━━━━━ Items ━━━━━

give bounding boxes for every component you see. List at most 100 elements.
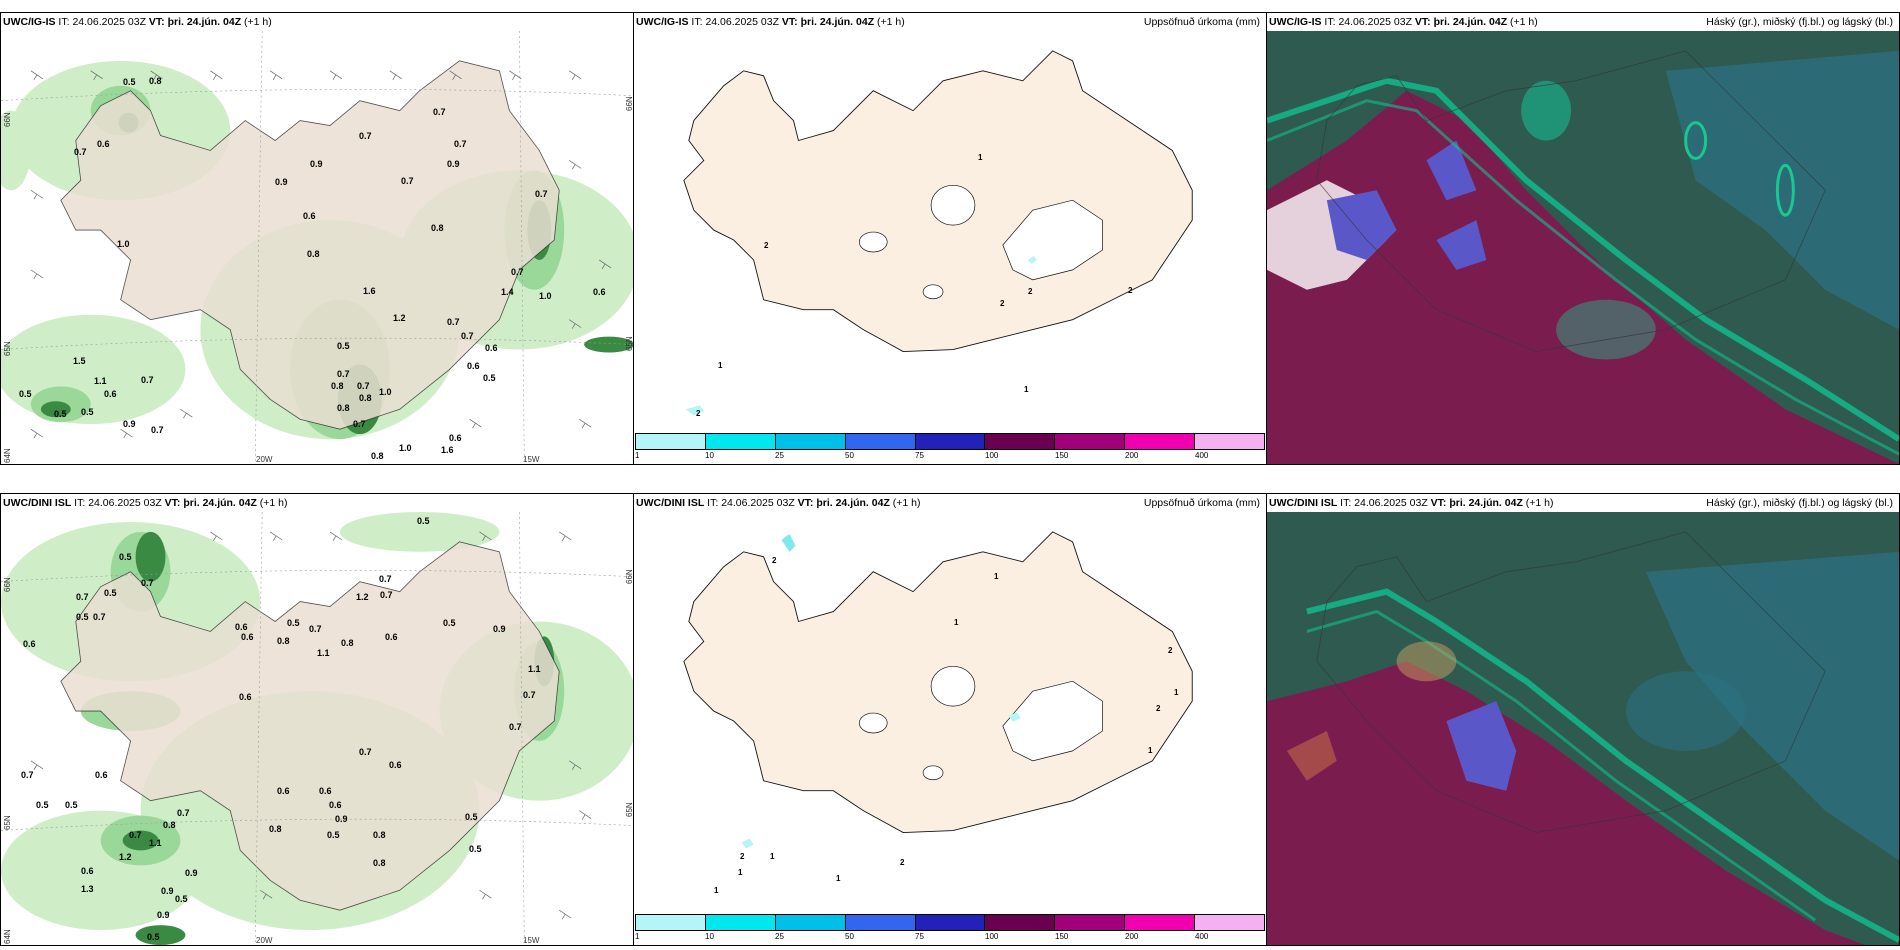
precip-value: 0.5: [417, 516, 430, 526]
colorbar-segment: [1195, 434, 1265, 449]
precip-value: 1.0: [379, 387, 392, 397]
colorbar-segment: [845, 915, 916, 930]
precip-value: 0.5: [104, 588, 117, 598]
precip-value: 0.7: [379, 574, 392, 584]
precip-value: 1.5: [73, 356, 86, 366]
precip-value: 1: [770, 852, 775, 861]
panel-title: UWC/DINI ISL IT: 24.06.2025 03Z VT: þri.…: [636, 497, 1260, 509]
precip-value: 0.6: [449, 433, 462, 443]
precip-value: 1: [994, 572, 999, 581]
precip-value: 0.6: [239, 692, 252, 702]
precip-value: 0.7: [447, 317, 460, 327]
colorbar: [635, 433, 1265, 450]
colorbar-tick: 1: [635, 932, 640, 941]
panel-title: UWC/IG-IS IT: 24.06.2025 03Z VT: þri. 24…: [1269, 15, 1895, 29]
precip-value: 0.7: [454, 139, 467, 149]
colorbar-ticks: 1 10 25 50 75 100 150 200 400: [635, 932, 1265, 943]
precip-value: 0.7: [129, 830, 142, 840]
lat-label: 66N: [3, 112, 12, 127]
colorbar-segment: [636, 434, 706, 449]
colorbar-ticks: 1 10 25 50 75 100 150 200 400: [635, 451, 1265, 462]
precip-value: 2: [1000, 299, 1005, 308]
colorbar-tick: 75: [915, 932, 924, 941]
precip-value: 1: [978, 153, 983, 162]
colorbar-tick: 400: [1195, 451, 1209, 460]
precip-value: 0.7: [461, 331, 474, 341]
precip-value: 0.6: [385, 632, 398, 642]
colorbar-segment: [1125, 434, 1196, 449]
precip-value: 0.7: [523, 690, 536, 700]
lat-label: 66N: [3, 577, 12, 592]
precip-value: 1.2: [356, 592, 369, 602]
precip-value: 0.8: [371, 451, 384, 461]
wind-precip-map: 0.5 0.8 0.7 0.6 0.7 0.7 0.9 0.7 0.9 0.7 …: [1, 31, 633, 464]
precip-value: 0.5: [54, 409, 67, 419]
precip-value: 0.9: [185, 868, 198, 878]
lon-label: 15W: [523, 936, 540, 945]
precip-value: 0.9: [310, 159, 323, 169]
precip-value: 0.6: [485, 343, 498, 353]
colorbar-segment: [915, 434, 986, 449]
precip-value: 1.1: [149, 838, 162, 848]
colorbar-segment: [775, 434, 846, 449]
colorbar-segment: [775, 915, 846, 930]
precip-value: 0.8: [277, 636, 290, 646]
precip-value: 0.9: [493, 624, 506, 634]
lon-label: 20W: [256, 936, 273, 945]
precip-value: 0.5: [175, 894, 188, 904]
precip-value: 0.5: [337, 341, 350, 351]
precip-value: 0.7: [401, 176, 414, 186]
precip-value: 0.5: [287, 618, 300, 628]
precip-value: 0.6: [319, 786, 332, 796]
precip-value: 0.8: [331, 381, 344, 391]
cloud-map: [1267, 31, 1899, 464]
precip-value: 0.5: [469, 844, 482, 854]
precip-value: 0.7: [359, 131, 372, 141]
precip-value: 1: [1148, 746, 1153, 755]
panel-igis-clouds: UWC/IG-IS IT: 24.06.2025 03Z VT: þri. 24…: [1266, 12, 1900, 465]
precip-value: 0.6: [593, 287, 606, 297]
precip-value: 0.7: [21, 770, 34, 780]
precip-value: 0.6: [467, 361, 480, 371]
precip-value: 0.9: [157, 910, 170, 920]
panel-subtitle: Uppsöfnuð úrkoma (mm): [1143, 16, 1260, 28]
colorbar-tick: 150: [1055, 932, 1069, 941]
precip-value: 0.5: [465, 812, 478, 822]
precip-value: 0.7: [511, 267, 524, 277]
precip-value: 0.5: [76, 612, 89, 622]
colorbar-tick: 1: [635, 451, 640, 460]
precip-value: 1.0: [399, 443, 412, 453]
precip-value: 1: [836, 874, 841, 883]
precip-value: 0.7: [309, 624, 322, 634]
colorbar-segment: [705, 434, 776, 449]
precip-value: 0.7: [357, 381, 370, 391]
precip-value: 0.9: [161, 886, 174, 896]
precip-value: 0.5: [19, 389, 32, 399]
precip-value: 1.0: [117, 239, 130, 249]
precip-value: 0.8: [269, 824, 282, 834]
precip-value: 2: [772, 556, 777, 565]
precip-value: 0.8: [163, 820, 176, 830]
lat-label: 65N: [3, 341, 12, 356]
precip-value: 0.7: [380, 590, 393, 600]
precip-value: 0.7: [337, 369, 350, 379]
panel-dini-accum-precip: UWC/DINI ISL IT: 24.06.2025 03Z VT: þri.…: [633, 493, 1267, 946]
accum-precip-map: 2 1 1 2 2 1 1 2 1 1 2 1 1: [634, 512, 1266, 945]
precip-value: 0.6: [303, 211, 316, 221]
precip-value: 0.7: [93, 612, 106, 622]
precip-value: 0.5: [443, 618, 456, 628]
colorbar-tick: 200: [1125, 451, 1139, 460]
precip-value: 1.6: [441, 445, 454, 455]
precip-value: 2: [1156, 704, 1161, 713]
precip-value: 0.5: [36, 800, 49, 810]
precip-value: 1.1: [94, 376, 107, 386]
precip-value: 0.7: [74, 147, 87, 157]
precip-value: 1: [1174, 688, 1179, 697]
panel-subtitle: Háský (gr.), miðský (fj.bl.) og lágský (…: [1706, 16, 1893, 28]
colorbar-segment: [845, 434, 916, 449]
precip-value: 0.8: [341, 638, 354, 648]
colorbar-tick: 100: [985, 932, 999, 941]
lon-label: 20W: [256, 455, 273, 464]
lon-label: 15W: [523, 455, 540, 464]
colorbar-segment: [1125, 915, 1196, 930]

━━━━━

_Exercise goal_. Rewrite the lines above as a Markdown table with two columns, Row and Line, numbering each row and skipping any blank lines. Leave the pictures out of the answer.

_Complete output_.
| Row | Line |
|---|---|
| 1 | give bounding boxes for every component you see. List at most 100 elements. |
| 2 | precip-value: 0.5: [417, 516, 430, 526] |
| 3 | colorbar-segment: [1195, 434, 1265, 449] |
| 4 | precip-value: 1.0: [379, 387, 392, 397] |
| 5 | colorbar-segment: [845, 915, 916, 930] |
| 6 | precip-value: 0.5: [104, 588, 117, 598] |
| 7 | precip-value: 0.7: [379, 574, 392, 584] |
| 8 | precip-value: 1.5: [73, 356, 86, 366] |
| 9 | precip-value: 1: [770, 852, 775, 861] |
| 10 | panel-title: UWC/DINI ISL IT: 24.06.2025 03Z VT: þri.…: [636, 497, 1260, 509] |
| 11 | precip-value: 0.6: [449, 433, 462, 443] |
| 12 | precip-value: 1: [994, 572, 999, 581] |
| 13 | precip-value: 0.6: [239, 692, 252, 702] |
| 14 | precip-value: 0.7: [447, 317, 460, 327] |
| 15 | colorbar: [635, 433, 1265, 450] |
| 16 | colorbar-tick: 1: [635, 932, 640, 941] |
| 17 | panel-title: UWC/IG-IS IT: 24.06.2025 03Z VT: þri. 24…: [1269, 15, 1895, 29] |
| 18 | precip-value: 0.7: [454, 139, 467, 149] |
| 19 | colorbar-ticks: 1 10 25 50 75 100 150 200 400: [635, 932, 1265, 943] |
| 20 | precip-value: 0.7: [129, 830, 142, 840] |
| 21 | lat-label: 66N: [3, 112, 12, 127] |
| 22 | colorbar-segment: [636, 434, 706, 449] |
| 23 | colorbar-ticks: 1 10 25 50 75 100 150 200 400: [635, 451, 1265, 462] |
| 24 | precip-value: 2: [1000, 299, 1005, 308] |
| 25 | colorbar-tick: 75: [915, 932, 924, 941] |
| 26 | precip-value: 1: [978, 153, 983, 162] |
| 27 | colorbar-tick: 400: [1195, 451, 1209, 460] |
| 28 | precip-value: 0.7: [461, 331, 474, 341] |
| 29 | precip-value: 0.6: [385, 632, 398, 642] |
| 30 | colorbar-segment: [1125, 434, 1196, 449] |
| 31 | precip-value: 0.7: [523, 690, 536, 700] |
| 32 | lat-label: 66N: [3, 577, 12, 592] |
| 33 | precip-value: 1.2: [356, 592, 369, 602] |
| 34 | precip-value: 0.8: [371, 451, 384, 461] |
| 35 | wind-precip-map: 0.5 0.8 0.7 0.6 0.7 0.7 0.9 0.7 0.9 0.7 …: [1, 31, 633, 464] |
| 36 | precip-value: 0.5: [54, 409, 67, 419] |
| 37 | precip-value: 0.9: [185, 868, 198, 878] |
| 38 | lon-label: 15W: [523, 936, 540, 945] |
| 39 | precip-value: 0.9: [310, 159, 323, 169] |
| 40 | precip-value: 0.6: [485, 343, 498, 353] |
| 41 | colorbar-segment: [915, 434, 986, 449] |
| 42 | precip-value: 1.1: [149, 838, 162, 848] |
| 43 | colorbar-segment: [775, 434, 846, 449] |
| 44 | colorbar-segment: [775, 915, 846, 930] |
| 45 | precip-value: 0.8: [277, 636, 290, 646] |
| 46 | precip-value: 0.9: [493, 624, 506, 634] |
| 47 | lon-label: 20W: [256, 936, 273, 945] |
| 48 | precip-value: 0.5: [175, 894, 188, 904] |
| 49 | precip-value: 0.5: [337, 341, 350, 351] |
| 50 | precip-value: 0.7: [401, 176, 414, 186] |
| 51 | precip-value: 0.5: [287, 618, 300, 628] |
| 52 | precip-value: 0.6: [319, 786, 332, 796] |
| 53 | precip-value: 0.8: [331, 381, 344, 391] |
| 54 | cloud-map: [1267, 31, 1899, 464] |
| 55 | precip-value: 0.5: [469, 844, 482, 854] |
| 56 | precip-value: 0.7: [359, 131, 372, 141] |
| 57 | precip-value: 1: [1148, 746, 1153, 755] |
| 58 | panel-igis-clouds: UWC/IG-IS IT: 24.06.2025 03Z VT: þri. 24…: [1266, 12, 1900, 465] |
| 59 | precip-value: 0.6: [593, 287, 606, 297] |
| 60 | precip-value: 0.7: [21, 770, 34, 780] |
| 61 | precip-value: 0.6: [467, 361, 480, 371] |
| 62 | precip-value: 0.9: [157, 910, 170, 920] |
| 63 | panel-subtitle: Uppsöfnuð úrkoma (mm): [1143, 16, 1260, 28] |
| 64 | colorbar-tick: 150: [1055, 932, 1069, 941] |
| 65 | precip-value: 0.5: [465, 812, 478, 822] |
| 66 | precip-value: 0.7: [511, 267, 524, 277] |
| 67 | precip-value: 0.5: [76, 612, 89, 622] |
| 68 | colorbar-tick: 1: [635, 451, 640, 460] |
| 69 | precip-value: 1.0: [399, 443, 412, 453] |
| 70 | precip-value: 1: [836, 874, 841, 883] |
| 71 | precip-value: 0.7: [309, 624, 322, 634] |
| 72 | colorbar-segment: [705, 434, 776, 449] |
| 73 | precip-value: 0.7: [357, 381, 370, 391] |
| 74 | precip-value: 0.9: [161, 886, 174, 896] |
| 75 | precip-value: 0.5: [19, 389, 32, 399] |
| 76 | precip-value: 1.0: [117, 239, 130, 249] |
| 77 | precip-value: 0.8: [269, 824, 282, 834] |
| 78 | precip-value: 2: [772, 556, 777, 565] |
| 79 | precip-value: 0.8: [163, 820, 176, 830] |
| 80 | lat-label: 65N: [3, 341, 12, 356] |
| 81 | precip-value: 0.7: [380, 590, 393, 600] |
| 82 | precip-value: 0.7: [337, 369, 350, 379] |
| 83 | panel-dini-accum-precip: UWC/DINI ISL IT: 24.06.2025 03Z VT: þri.…: [633, 493, 1267, 946] |
| 84 | accum-precip-map: 2 1 1 2 2 1 1 2 1 1 2 1 1: [634, 512, 1266, 945] |
| 85 | precip-value: 0.6: [303, 211, 316, 221] |
| 86 | precip-value: 0.7: [93, 612, 106, 622] |
| 87 | precip-value: 0.5: [443, 618, 456, 628] |
| 88 | colorbar-tick: 200: [1125, 451, 1139, 460] |
| 89 | precip-value: 1.6: [441, 445, 454, 455] |
| 90 | precip-value: 2: [1156, 704, 1161, 713] |
| 91 | precip-value: 0.5: [36, 800, 49, 810] |
| 92 | precip-value: 1.1: [94, 376, 107, 386] |
| 93 | precip-value: 0.7: [74, 147, 87, 157] |
| 94 | precip-value: 1: [1174, 688, 1179, 697] |
| 95 | panel-subtitle: Háský (gr.), miðský (fj.bl.) og lágský (…: [1706, 16, 1893, 28] |
| 96 | colorbar-segment: [845, 434, 916, 449] |
| 97 | precip-value: 0.8: [341, 638, 354, 648] |
| 98 | colorbar-tick: 100: [985, 932, 999, 941] |
| 99 | lon-label: 20W: [256, 455, 273, 464] |
| 100 | lon-label: 15W: [523, 455, 540, 464] |
| 101 | colorbar-segment: [1125, 915, 1196, 930] |